# [Given instruction]
What is the number of lines containing "icon"? Give only that number.

# [Items]
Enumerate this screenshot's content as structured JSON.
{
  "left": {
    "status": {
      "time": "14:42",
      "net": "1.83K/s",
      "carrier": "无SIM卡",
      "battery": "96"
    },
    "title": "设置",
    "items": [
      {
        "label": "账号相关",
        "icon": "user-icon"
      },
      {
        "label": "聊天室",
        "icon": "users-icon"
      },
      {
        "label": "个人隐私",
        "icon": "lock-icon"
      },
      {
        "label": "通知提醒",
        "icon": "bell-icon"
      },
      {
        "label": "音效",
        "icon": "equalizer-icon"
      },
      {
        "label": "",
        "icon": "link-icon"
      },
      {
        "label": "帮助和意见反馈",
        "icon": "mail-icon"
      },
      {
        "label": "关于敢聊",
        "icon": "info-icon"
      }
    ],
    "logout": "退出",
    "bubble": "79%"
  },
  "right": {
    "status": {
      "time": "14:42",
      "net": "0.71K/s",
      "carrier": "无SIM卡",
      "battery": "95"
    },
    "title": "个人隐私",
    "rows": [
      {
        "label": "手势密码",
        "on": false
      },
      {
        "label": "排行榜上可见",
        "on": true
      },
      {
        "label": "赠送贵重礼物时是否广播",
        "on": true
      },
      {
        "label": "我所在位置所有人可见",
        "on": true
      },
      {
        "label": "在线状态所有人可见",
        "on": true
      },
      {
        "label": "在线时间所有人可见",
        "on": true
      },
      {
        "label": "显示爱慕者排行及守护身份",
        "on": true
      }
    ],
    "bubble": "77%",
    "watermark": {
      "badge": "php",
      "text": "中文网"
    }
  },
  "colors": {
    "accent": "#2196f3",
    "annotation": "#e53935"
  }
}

# [Answer to this exercise]
8